▸ What is needed
The listing below should be copied in full, word for word.

____ Stored records

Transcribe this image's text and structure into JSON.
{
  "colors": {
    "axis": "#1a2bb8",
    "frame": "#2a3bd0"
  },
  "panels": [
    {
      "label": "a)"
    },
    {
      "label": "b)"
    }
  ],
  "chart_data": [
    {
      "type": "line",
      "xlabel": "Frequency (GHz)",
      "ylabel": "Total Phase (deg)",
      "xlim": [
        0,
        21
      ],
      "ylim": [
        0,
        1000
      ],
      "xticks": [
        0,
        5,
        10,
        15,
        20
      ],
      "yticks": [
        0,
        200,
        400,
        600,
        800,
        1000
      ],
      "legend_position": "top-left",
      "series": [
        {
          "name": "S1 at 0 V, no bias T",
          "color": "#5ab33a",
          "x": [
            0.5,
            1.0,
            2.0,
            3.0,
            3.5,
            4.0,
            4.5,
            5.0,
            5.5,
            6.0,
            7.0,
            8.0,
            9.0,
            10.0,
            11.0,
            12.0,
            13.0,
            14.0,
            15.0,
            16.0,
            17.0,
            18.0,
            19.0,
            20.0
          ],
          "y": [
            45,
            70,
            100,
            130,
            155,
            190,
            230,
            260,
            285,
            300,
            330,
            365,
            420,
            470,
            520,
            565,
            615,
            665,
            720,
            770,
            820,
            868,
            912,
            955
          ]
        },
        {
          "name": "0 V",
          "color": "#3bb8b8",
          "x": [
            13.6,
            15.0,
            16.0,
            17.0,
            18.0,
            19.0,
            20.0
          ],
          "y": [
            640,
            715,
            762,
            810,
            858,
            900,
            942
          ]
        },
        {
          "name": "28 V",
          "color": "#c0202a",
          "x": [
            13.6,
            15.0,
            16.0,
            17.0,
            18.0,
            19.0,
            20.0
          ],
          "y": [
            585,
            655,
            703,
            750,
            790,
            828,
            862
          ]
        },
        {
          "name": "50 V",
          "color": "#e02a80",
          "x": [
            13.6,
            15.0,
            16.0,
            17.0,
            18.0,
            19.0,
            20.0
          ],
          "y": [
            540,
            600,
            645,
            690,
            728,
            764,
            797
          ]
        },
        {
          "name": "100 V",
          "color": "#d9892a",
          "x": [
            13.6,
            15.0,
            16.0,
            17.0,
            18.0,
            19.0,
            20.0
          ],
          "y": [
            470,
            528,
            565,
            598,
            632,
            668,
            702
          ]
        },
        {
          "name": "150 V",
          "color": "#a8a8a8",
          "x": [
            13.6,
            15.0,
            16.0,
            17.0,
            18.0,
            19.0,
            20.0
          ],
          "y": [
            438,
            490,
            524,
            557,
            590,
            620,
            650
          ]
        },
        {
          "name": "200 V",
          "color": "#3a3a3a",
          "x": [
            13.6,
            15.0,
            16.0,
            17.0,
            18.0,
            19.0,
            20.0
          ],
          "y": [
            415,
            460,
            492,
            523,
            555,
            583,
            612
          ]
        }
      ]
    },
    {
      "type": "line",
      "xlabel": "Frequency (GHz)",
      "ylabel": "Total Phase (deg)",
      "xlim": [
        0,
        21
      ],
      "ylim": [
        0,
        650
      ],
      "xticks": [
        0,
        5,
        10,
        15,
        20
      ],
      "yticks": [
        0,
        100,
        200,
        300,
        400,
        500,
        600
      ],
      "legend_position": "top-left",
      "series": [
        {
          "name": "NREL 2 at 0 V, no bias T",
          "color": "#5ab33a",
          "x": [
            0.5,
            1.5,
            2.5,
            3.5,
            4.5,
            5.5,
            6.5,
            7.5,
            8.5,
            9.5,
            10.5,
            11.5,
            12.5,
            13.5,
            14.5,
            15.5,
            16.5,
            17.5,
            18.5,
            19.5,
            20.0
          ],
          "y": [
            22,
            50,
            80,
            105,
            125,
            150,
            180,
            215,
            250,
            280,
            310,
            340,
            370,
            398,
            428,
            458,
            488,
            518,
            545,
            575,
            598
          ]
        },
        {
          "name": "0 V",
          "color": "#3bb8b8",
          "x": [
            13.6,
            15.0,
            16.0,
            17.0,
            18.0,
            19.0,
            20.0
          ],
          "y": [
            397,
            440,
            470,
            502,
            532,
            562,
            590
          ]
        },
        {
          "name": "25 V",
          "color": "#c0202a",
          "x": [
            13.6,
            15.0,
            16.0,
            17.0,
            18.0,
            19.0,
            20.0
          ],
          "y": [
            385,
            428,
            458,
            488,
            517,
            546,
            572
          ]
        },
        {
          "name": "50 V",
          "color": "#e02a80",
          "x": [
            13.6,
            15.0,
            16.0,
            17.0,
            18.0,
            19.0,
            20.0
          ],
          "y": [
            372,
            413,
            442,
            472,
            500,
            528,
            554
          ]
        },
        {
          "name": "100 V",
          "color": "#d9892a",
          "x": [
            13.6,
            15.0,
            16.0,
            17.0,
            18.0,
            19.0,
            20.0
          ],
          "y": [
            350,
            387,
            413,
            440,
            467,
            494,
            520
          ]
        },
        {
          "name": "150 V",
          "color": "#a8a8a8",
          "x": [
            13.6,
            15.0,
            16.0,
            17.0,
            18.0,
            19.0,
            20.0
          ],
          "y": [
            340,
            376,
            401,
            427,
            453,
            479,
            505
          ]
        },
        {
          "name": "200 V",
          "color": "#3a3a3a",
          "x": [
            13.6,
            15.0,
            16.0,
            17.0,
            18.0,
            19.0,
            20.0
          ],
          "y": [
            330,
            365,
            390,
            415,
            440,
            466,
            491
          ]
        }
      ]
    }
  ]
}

________

▸ Solution for this task
Transcribe this image's text and structure into JSON.
{
  "colors": {
    "axis": "#1a2bb8",
    "frame": "#2a3bd0"
  },
  "panels": [
    {
      "label": "a)"
    },
    {
      "label": "b)"
    }
  ],
  "chart_data": [
    {
      "type": "line",
      "xlabel": "Frequency (GHz)",
      "ylabel": "Total Phase (deg)",
      "xlim": [
        0,
        21
      ],
      "ylim": [
        0,
        1000
      ],
      "xticks": [
        0,
        5,
        10,
        15,
        20
      ],
      "yticks": [
        0,
        200,
        400,
        600,
        800,
        1000
      ],
      "legend_position": "top-left",
      "series": [
        {
          "name": "S1 at 0 V, no bias T",
          "color": "#5ab33a",
          "x": [
            0.5,
            1.0,
            2.0,
            3.0,
            3.5,
            4.0,
            4.5,
            5.0,
            5.5,
            6.0,
            7.0,
            8.0,
            9.0,
            10.0,
            11.0,
            12.0,
            13.0,
            14.0,
            15.0,
            16.0,
            17.0,
            18.0,
            19.0,
            20.0
          ],
          "y": [
            45,
            70,
            100,
            130,
            155,
            190,
            230,
            260,
            285,
            300,
            330,
            365,
            420,
            470,
            520,
            565,
            615,
            665,
            720,
            770,
            820,
            868,
            912,
            955
          ]
        },
        {
          "name": "0 V",
          "color": "#3bb8b8",
          "x": [
            13.6,
            15.0,
            16.0,
            17.0,
            18.0,
            19.0,
            20.0
          ],
          "y": [
            640,
            715,
            762,
            810,
            858,
            900,
            942
          ]
        },
        {
          "name": "28 V",
          "color": "#c0202a",
          "x": [
            13.6,
            15.0,
            16.0,
            17.0,
            18.0,
            19.0,
            20.0
          ],
          "y": [
            585,
            655,
            703,
            750,
            790,
            828,
            862
          ]
        },
        {
          "name": "50 V",
          "color": "#e02a80",
          "x": [
            13.6,
            15.0,
            16.0,
            17.0,
            18.0,
            19.0,
            20.0
          ],
          "y": [
            540,
            600,
            645,
            690,
            728,
            764,
            797
          ]
        },
        {
          "name": "100 V",
          "color": "#d9892a",
          "x": [
            13.6,
            15.0,
            16.0,
            17.0,
            18.0,
            19.0,
            20.0
          ],
          "y": [
            470,
            528,
            565,
            598,
            632,
            668,
            702
          ]
        },
        {
          "name": "150 V",
          "color": "#a8a8a8",
          "x": [
            13.6,
            15.0,
            16.0,
            17.0,
            18.0,
            19.0,
            20.0
          ],
          "y": [
            438,
            490,
            524,
            557,
            590,
            620,
            650
          ]
        },
        {
          "name": "200 V",
          "color": "#3a3a3a",
          "x": [
            13.6,
            15.0,
            16.0,
            17.0,
            18.0,
            19.0,
            20.0
          ],
          "y": [
            415,
            460,
            492,
            523,
            555,
            583,
            612
          ]
        }
      ]
    },
    {
      "type": "line",
      "xlabel": "Frequency (GHz)",
      "ylabel": "Total Phase (deg)",
      "xlim": [
        0,
        21
      ],
      "ylim": [
        0,
        650
      ],
      "xticks": [
        0,
        5,
        10,
        15,
        20
      ],
      "yticks": [
        0,
        100,
        200,
        300,
        400,
        500,
        600
      ],
      "legend_position": "top-left",
      "series": [
        {
          "name": "NREL 2 at 0 V, no bias T",
          "color": "#5ab33a",
          "x": [
            0.5,
            1.5,
            2.5,
            3.5,
            4.5,
            5.5,
            6.5,
            7.5,
            8.5,
            9.5,
            10.5,
            11.5,
            12.5,
            13.5,
            14.5,
            15.5,
            16.5,
            17.5,
            18.5,
            19.5,
            20.0
          ],
          "y": [
            22,
            50,
            80,
            105,
            125,
            150,
            180,
            215,
            250,
            280,
            310,
            340,
            370,
            398,
            428,
            458,
            488,
            518,
            545,
            575,
            598
          ]
        },
        {
          "name": "0 V",
          "color": "#3bb8b8",
          "x": [
            13.6,
            15.0,
            16.0,
            17.0,
            18.0,
            19.0,
            20.0
          ],
          "y": [
            397,
            440,
            470,
            502,
            532,
            562,
            590
          ]
        },
        {
          "name": "25 V",
          "color": "#c0202a",
          "x": [
            13.6,
            15.0,
            16.0,
            17.0,
            18.0,
            19.0,
            20.0
          ],
          "y": [
            385,
            428,
            458,
            488,
            517,
            546,
            572
          ]
        },
        {
          "name": "50 V",
          "color": "#e02a80",
          "x": [
            13.6,
            15.0,
            16.0,
            17.0,
            18.0,
            19.0,
            20.0
          ],
          "y": [
            372,
            413,
            442,
            472,
            500,
            528,
            554
          ]
        },
        {
          "name": "100 V",
          "color": "#d9892a",
          "x": [
            13.6,
            15.0,
            16.0,
            17.0,
            18.0,
            19.0,
            20.0
          ],
          "y": [
            350,
            387,
            413,
            440,
            467,
            494,
            520
          ]
        },
        {
          "name": "150 V",
          "color": "#a8a8a8",
          "x": [
            13.6,
            15.0,
            16.0,
            17.0,
            18.0,
            19.0,
            20.0
          ],
          "y": [
            340,
            376,
            401,
            427,
            453,
            479,
            505
          ]
        },
        {
          "name": "200 V",
          "color": "#3a3a3a",
          "x": [
            13.6,
            15.0,
            16.0,
            17.0,
            18.0,
            19.0,
            20.0
          ],
          "y": [
            330,
            365,
            390,
            415,
            440,
            466,
            491
          ]
        }
      ]
    }
  ]
}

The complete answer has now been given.